**TASK TO CARRY OUT**
Of the lines in the entries below, state how many hold the word "name". Say nothing else.

**ENTRIES PROVIDED**
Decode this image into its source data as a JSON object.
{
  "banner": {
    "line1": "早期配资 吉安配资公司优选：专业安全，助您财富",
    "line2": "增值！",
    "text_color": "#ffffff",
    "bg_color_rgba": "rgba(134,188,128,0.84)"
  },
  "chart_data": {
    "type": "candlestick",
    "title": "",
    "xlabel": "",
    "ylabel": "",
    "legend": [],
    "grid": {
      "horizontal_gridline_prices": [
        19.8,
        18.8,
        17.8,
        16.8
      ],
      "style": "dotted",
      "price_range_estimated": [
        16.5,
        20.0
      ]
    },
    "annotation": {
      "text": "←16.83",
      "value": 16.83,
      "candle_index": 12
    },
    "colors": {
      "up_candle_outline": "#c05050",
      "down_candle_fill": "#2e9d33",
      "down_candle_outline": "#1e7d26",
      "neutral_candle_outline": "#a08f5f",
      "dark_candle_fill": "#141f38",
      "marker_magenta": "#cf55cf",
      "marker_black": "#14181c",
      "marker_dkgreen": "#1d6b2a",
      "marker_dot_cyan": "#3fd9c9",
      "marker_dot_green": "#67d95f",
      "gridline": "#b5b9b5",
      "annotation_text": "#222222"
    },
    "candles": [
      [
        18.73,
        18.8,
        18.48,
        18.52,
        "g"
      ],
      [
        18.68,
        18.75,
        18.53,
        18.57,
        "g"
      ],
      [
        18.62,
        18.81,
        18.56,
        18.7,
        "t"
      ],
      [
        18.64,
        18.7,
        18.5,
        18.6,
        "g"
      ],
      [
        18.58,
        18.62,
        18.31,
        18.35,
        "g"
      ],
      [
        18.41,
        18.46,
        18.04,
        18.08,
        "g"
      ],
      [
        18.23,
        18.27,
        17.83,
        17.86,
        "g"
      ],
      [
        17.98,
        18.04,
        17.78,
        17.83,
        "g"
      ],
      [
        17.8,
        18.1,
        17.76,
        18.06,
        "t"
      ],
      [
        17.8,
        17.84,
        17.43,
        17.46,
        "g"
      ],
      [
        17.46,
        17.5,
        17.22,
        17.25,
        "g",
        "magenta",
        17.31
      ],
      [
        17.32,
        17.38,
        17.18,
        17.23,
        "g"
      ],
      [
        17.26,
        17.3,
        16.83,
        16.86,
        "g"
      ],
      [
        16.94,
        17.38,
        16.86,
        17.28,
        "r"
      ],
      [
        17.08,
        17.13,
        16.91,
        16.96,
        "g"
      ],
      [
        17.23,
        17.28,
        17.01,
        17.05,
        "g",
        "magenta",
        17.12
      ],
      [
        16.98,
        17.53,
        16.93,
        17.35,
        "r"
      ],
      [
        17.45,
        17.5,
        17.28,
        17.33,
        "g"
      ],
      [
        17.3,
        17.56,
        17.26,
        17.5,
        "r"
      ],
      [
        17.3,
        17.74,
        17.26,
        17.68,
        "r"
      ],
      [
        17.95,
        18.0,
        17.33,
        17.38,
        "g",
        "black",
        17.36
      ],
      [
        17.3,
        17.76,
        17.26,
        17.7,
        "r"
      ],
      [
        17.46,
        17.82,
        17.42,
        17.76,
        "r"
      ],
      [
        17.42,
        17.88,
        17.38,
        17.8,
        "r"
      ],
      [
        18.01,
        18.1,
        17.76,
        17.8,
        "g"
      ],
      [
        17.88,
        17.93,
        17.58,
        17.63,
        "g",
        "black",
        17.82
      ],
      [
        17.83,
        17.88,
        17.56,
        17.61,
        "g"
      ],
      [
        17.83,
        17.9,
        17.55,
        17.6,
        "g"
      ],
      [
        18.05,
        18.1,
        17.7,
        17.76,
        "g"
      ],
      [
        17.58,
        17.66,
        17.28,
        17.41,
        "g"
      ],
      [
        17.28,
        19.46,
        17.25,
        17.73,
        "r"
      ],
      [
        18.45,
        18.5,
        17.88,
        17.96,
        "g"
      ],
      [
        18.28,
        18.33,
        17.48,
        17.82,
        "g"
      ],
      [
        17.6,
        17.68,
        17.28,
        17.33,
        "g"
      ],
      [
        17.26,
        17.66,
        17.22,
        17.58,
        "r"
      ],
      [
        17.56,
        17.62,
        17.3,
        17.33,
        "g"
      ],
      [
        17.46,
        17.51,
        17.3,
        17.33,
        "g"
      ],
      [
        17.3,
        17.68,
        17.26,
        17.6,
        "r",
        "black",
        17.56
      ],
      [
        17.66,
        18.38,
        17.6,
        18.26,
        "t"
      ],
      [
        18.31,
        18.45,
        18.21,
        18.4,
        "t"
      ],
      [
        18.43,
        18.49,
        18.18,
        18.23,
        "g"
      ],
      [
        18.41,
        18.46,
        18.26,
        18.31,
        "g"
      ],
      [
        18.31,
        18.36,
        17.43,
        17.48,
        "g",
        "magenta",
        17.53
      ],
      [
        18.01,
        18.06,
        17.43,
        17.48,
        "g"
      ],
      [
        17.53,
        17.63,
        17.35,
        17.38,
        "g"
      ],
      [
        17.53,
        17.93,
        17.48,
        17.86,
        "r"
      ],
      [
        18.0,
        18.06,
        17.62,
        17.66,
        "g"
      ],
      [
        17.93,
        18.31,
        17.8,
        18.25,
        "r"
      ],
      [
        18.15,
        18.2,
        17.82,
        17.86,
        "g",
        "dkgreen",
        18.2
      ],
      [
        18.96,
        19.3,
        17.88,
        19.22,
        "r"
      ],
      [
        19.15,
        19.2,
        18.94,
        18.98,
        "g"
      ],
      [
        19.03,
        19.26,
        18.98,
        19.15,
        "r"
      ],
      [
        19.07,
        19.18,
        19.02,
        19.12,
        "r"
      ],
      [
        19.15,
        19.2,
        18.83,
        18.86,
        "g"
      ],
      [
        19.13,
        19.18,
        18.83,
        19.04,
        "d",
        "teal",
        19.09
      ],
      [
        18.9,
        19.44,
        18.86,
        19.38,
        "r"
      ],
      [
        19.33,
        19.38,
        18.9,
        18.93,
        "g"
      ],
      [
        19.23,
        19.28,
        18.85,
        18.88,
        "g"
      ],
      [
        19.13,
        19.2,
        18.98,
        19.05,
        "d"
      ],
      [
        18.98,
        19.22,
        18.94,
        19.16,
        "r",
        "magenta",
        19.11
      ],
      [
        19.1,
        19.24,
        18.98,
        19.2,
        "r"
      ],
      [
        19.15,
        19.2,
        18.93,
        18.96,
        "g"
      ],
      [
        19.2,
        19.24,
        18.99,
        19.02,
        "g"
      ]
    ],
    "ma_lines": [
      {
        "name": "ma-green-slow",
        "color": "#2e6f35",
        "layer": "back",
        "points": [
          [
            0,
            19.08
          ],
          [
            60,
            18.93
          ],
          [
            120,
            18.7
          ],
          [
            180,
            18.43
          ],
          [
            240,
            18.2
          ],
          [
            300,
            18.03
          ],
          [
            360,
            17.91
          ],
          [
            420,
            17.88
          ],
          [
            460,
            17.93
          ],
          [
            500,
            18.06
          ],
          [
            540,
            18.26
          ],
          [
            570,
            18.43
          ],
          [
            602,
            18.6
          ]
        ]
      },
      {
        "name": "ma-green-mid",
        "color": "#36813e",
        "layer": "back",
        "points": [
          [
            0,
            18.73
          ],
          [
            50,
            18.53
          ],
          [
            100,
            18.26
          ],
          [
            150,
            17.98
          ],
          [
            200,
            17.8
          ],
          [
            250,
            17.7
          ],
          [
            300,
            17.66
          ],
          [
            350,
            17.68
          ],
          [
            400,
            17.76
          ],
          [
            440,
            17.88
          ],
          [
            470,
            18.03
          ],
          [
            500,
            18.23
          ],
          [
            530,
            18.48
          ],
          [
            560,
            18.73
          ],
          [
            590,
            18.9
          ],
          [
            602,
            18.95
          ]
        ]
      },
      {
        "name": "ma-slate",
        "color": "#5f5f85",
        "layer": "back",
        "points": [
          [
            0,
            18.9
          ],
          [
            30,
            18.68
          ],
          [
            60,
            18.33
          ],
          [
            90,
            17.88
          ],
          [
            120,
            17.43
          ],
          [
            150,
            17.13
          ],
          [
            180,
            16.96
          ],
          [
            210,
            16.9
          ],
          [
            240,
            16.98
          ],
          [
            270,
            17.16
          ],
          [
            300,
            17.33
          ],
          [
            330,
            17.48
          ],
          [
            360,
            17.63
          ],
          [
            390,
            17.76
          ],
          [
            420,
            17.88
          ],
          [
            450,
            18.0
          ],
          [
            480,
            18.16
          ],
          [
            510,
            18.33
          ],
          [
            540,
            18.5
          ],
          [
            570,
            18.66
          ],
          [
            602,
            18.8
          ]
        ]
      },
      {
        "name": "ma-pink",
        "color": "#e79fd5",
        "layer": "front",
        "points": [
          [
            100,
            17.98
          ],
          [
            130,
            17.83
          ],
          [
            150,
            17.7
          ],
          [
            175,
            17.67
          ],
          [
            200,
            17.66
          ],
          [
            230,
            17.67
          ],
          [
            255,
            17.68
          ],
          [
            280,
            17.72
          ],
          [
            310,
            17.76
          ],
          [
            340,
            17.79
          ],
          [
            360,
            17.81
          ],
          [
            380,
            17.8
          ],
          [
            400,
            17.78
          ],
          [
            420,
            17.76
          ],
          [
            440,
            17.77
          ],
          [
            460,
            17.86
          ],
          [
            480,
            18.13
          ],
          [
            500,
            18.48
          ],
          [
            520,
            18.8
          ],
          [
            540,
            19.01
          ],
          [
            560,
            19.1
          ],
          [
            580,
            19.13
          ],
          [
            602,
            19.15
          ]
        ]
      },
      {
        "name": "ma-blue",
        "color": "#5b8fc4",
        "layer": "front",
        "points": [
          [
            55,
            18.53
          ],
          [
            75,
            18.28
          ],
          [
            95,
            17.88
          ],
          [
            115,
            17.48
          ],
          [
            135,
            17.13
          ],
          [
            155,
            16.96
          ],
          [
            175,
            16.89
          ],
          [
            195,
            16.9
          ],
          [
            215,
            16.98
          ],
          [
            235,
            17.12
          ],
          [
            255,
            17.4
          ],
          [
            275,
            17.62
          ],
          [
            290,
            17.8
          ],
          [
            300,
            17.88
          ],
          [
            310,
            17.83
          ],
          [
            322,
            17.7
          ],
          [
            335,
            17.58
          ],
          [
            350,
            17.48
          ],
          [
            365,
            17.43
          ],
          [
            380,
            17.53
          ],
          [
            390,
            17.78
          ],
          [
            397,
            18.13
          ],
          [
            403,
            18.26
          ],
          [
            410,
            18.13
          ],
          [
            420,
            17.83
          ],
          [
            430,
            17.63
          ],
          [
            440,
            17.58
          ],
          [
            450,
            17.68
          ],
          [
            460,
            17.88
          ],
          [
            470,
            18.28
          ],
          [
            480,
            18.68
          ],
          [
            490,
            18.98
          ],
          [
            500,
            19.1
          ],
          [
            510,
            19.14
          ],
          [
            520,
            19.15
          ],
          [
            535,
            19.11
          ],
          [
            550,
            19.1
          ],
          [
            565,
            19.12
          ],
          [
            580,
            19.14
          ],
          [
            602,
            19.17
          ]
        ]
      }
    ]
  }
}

**EXERCISE RESPONSE**
5